* _Exercise task_
Find all the lines with "JSON" and gather them.

* _Extracts from a graphics dataset_
** BEGIN **

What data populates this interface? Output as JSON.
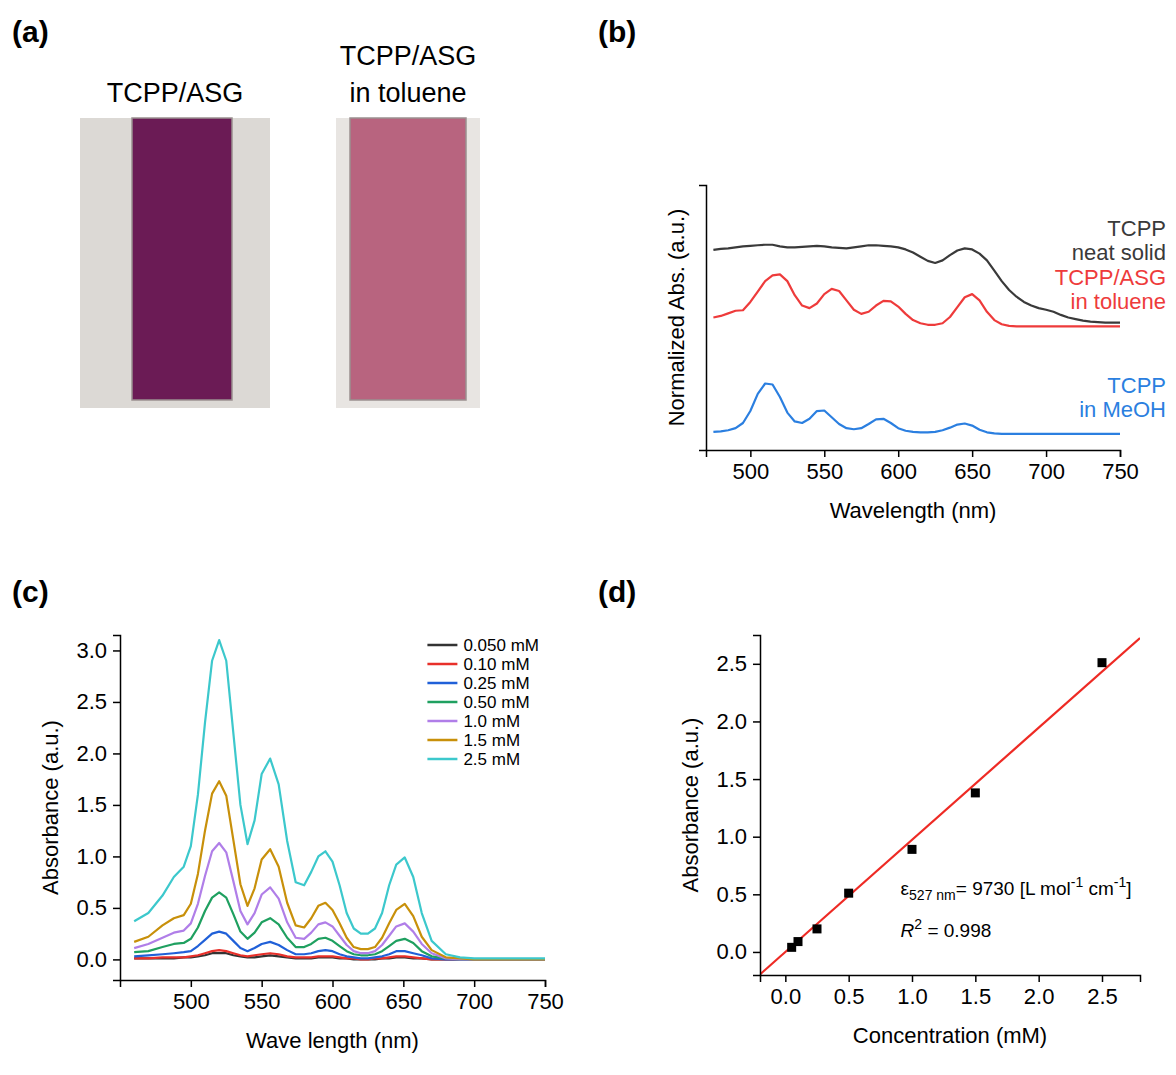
{
  "photo_panel": {
    "panel_label": "(a)",
    "captions": [
      "TCPP/ASG",
      "TCPP/ASG in toluene"
    ]
  },
  "chart_data": [
    {
      "type": "line",
      "panel_label": "(b)",
      "xlabel": "Wavelength (nm)",
      "ylabel": "Normalized Abs. (a.u.)",
      "tick_labels": "x",
      "xlim": [
        470,
        750
      ],
      "ylim": [
        -0.3,
        4.8
      ],
      "xticks": [
        500,
        550,
        600,
        650,
        700,
        750
      ],
      "x": [
        475,
        480,
        485,
        490,
        495,
        500,
        505,
        510,
        515,
        520,
        525,
        530,
        535,
        540,
        545,
        550,
        555,
        560,
        565,
        570,
        575,
        580,
        585,
        590,
        595,
        600,
        605,
        610,
        615,
        620,
        625,
        630,
        635,
        640,
        645,
        650,
        655,
        660,
        665,
        670,
        675,
        680,
        685,
        690,
        695,
        700,
        705,
        710,
        715,
        720,
        725,
        730,
        735,
        740,
        745,
        750
      ],
      "series": [
        {
          "name": "TCPP neat solid",
          "color": "#3a3a3a",
          "values": [
            3.55,
            3.57,
            3.58,
            3.6,
            3.62,
            3.63,
            3.64,
            3.65,
            3.65,
            3.62,
            3.6,
            3.6,
            3.61,
            3.62,
            3.63,
            3.62,
            3.6,
            3.59,
            3.58,
            3.6,
            3.62,
            3.64,
            3.64,
            3.63,
            3.62,
            3.6,
            3.56,
            3.5,
            3.42,
            3.34,
            3.3,
            3.35,
            3.45,
            3.54,
            3.58,
            3.56,
            3.48,
            3.35,
            3.15,
            2.95,
            2.78,
            2.65,
            2.55,
            2.48,
            2.43,
            2.4,
            2.36,
            2.3,
            2.25,
            2.22,
            2.19,
            2.17,
            2.16,
            2.15,
            2.15,
            2.15
          ]
        },
        {
          "name": "TCPP/ASG in toluene",
          "color": "#ee3b3b",
          "values": [
            2.25,
            2.28,
            2.33,
            2.38,
            2.39,
            2.55,
            2.75,
            2.95,
            3.06,
            3.08,
            2.95,
            2.68,
            2.48,
            2.43,
            2.52,
            2.7,
            2.8,
            2.76,
            2.58,
            2.4,
            2.32,
            2.36,
            2.48,
            2.57,
            2.56,
            2.46,
            2.32,
            2.2,
            2.14,
            2.11,
            2.11,
            2.14,
            2.26,
            2.45,
            2.64,
            2.7,
            2.58,
            2.36,
            2.2,
            2.12,
            2.09,
            2.08,
            2.08,
            2.08,
            2.08,
            2.08,
            2.08,
            2.08,
            2.08,
            2.08,
            2.08,
            2.08,
            2.08,
            2.08,
            2.08,
            2.08
          ]
        },
        {
          "name": "TCPP in MeOH",
          "color": "#2b7fe0",
          "values": [
            0.05,
            0.06,
            0.08,
            0.12,
            0.22,
            0.45,
            0.78,
            0.98,
            0.96,
            0.72,
            0.42,
            0.25,
            0.22,
            0.3,
            0.45,
            0.46,
            0.33,
            0.2,
            0.12,
            0.1,
            0.12,
            0.2,
            0.29,
            0.3,
            0.22,
            0.12,
            0.07,
            0.05,
            0.04,
            0.04,
            0.05,
            0.08,
            0.13,
            0.19,
            0.21,
            0.17,
            0.09,
            0.04,
            0.02,
            0.01,
            0.01,
            0.01,
            0.01,
            0.01,
            0.01,
            0.01,
            0.01,
            0.01,
            0.01,
            0.01,
            0.01,
            0.01,
            0.01,
            0.01,
            0.01,
            0.01
          ]
        }
      ]
    },
    {
      "type": "line",
      "panel_label": "(c)",
      "xlabel": "Wave length (nm)",
      "ylabel": "Absorbance (a.u.)",
      "legend": "upper right",
      "xlim": [
        450,
        750
      ],
      "ylim": [
        -0.2,
        3.15
      ],
      "xticks": [
        500,
        550,
        600,
        650,
        700,
        750
      ],
      "yticks": [
        {
          "value": 0,
          "label": "0.0"
        },
        {
          "value": 0.5,
          "label": "0.5"
        },
        {
          "value": 1,
          "label": "1.0"
        },
        {
          "value": 1.5,
          "label": "1.5"
        },
        {
          "value": 2,
          "label": "2.0"
        },
        {
          "value": 2.5,
          "label": "2.5"
        },
        {
          "value": 3,
          "label": "3.0"
        }
      ],
      "x": [
        460,
        470,
        480,
        488,
        495,
        500,
        505,
        510,
        515,
        520,
        525,
        530,
        535,
        540,
        545,
        550,
        556,
        562,
        568,
        574,
        580,
        585,
        590,
        595,
        600,
        605,
        610,
        615,
        620,
        625,
        630,
        635,
        640,
        645,
        651,
        657,
        663,
        670,
        680,
        690,
        700,
        720,
        750
      ],
      "series": [
        {
          "name": "0.050 mM",
          "color": "#333333",
          "values": [
            0.01,
            0.01,
            0.01,
            0.01,
            0.02,
            0.02,
            0.03,
            0.04,
            0.06,
            0.06,
            0.06,
            0.04,
            0.03,
            0.02,
            0.02,
            0.03,
            0.04,
            0.03,
            0.02,
            0.01,
            0.01,
            0.01,
            0.02,
            0.02,
            0.02,
            0.01,
            0.01,
            0,
            0,
            0,
            0,
            0.01,
            0.01,
            0.02,
            0.02,
            0.01,
            0.01,
            0,
            0,
            0,
            0,
            0,
            0
          ]
        },
        {
          "name": "0.10 mM",
          "color": "#e8302a",
          "values": [
            0.01,
            0.01,
            0.02,
            0.02,
            0.02,
            0.03,
            0.04,
            0.06,
            0.08,
            0.09,
            0.08,
            0.06,
            0.04,
            0.03,
            0.04,
            0.05,
            0.06,
            0.05,
            0.03,
            0.02,
            0.02,
            0.02,
            0.03,
            0.03,
            0.03,
            0.02,
            0.01,
            0.01,
            0,
            0,
            0.01,
            0.01,
            0.02,
            0.03,
            0.03,
            0.02,
            0.01,
            0,
            0,
            0,
            0,
            0,
            0
          ]
        },
        {
          "name": "0.25 mM",
          "color": "#2060d8",
          "values": [
            0.03,
            0.04,
            0.05,
            0.06,
            0.07,
            0.08,
            0.13,
            0.19,
            0.25,
            0.27,
            0.25,
            0.18,
            0.11,
            0.08,
            0.11,
            0.15,
            0.17,
            0.14,
            0.09,
            0.05,
            0.05,
            0.06,
            0.08,
            0.09,
            0.08,
            0.05,
            0.03,
            0.02,
            0.01,
            0.01,
            0.02,
            0.03,
            0.05,
            0.08,
            0.08,
            0.06,
            0.04,
            0.01,
            0,
            0,
            0,
            0,
            0
          ]
        },
        {
          "name": "0.50 mM",
          "color": "#1fa060",
          "values": [
            0.07,
            0.08,
            0.12,
            0.15,
            0.16,
            0.2,
            0.31,
            0.47,
            0.6,
            0.65,
            0.6,
            0.44,
            0.27,
            0.2,
            0.26,
            0.36,
            0.4,
            0.34,
            0.21,
            0.12,
            0.12,
            0.15,
            0.2,
            0.21,
            0.18,
            0.13,
            0.08,
            0.05,
            0.04,
            0.04,
            0.05,
            0.08,
            0.13,
            0.18,
            0.2,
            0.16,
            0.08,
            0.03,
            0.01,
            0,
            0,
            0,
            0
          ]
        },
        {
          "name": "1.0 mM",
          "color": "#b07ee8",
          "values": [
            0.11,
            0.15,
            0.21,
            0.26,
            0.28,
            0.35,
            0.54,
            0.81,
            1.05,
            1.13,
            1.04,
            0.76,
            0.47,
            0.34,
            0.45,
            0.63,
            0.7,
            0.59,
            0.36,
            0.21,
            0.2,
            0.26,
            0.34,
            0.36,
            0.32,
            0.23,
            0.14,
            0.08,
            0.06,
            0.06,
            0.08,
            0.14,
            0.23,
            0.32,
            0.35,
            0.27,
            0.15,
            0.06,
            0.01,
            0,
            0,
            0,
            0
          ]
        },
        {
          "name": "1.5 mM",
          "color": "#c8900a",
          "values": [
            0.17,
            0.22,
            0.33,
            0.4,
            0.43,
            0.54,
            0.83,
            1.25,
            1.61,
            1.73,
            1.59,
            1.16,
            0.73,
            0.52,
            0.69,
            0.97,
            1.07,
            0.9,
            0.55,
            0.33,
            0.31,
            0.4,
            0.52,
            0.55,
            0.48,
            0.35,
            0.21,
            0.12,
            0.1,
            0.1,
            0.12,
            0.21,
            0.35,
            0.48,
            0.54,
            0.42,
            0.22,
            0.09,
            0.02,
            0.01,
            0,
            0,
            0
          ]
        },
        {
          "name": "2.5 mM",
          "color": "#3cc8cc",
          "values": [
            0.37,
            0.45,
            0.62,
            0.8,
            0.9,
            1.1,
            1.6,
            2.3,
            2.9,
            3.1,
            2.9,
            2.2,
            1.5,
            1.12,
            1.35,
            1.8,
            1.95,
            1.7,
            1.15,
            0.75,
            0.72,
            0.85,
            1,
            1.05,
            0.95,
            0.72,
            0.45,
            0.3,
            0.25,
            0.25,
            0.3,
            0.45,
            0.72,
            0.92,
            0.99,
            0.8,
            0.45,
            0.18,
            0.05,
            0.02,
            0.01,
            0.01,
            0.01
          ]
        }
      ]
    },
    {
      "type": "scatter",
      "panel_label": "(d)",
      "xlabel": "Concentration (mM)",
      "ylabel": "Absorbance (a.u.)",
      "xlim": [
        -0.2,
        2.8
      ],
      "ylim": [
        -0.2,
        2.75
      ],
      "xticks": [
        {
          "value": 0,
          "label": "0.0"
        },
        {
          "value": 0.5,
          "label": "0.5"
        },
        {
          "value": 1,
          "label": "1.0"
        },
        {
          "value": 1.5,
          "label": "1.5"
        },
        {
          "value": 2,
          "label": "2.0"
        },
        {
          "value": 2.5,
          "label": "2.5"
        }
      ],
      "yticks": [
        {
          "value": 0,
          "label": "0.0"
        },
        {
          "value": 0.5,
          "label": "0.5"
        },
        {
          "value": 1,
          "label": "1.0"
        },
        {
          "value": 1.5,
          "label": "1.5"
        },
        {
          "value": 2,
          "label": "2.0"
        },
        {
          "value": 2.5,
          "label": "2.5"
        }
      ],
      "x": [
        0.05,
        0.1,
        0.25,
        0.5,
        1,
        1.5,
        2.5
      ],
      "values": [
        0.04,
        0.09,
        0.2,
        0.51,
        0.89,
        1.38,
        2.51
      ],
      "color": "#000000",
      "marker": "square",
      "fit": {
        "x": [
          -0.2,
          2.8
        ],
        "values": [
          -0.195,
          2.724
        ],
        "color": "#ee2a24"
      },
      "annotations": [
        {
          "parts": [
            "ε",
            {
              "sub": "527 nm"
            },
            "= 9730 [L mol",
            {
              "sup": "-1"
            },
            " cm",
            {
              "sup": "-1"
            },
            "]"
          ]
        },
        {
          "parts": [
            {
              "italic": "R"
            },
            {
              "sup": "2"
            },
            " = 0.998"
          ]
        }
      ]
    }
  ]
}
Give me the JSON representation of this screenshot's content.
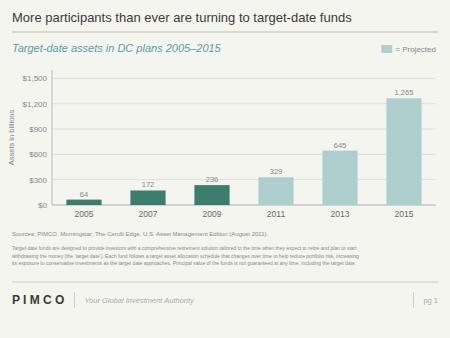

** END **

* _Task solution_
What data populates this interface? Output as JSON.
Give me the JSON representation of this screenshot's content.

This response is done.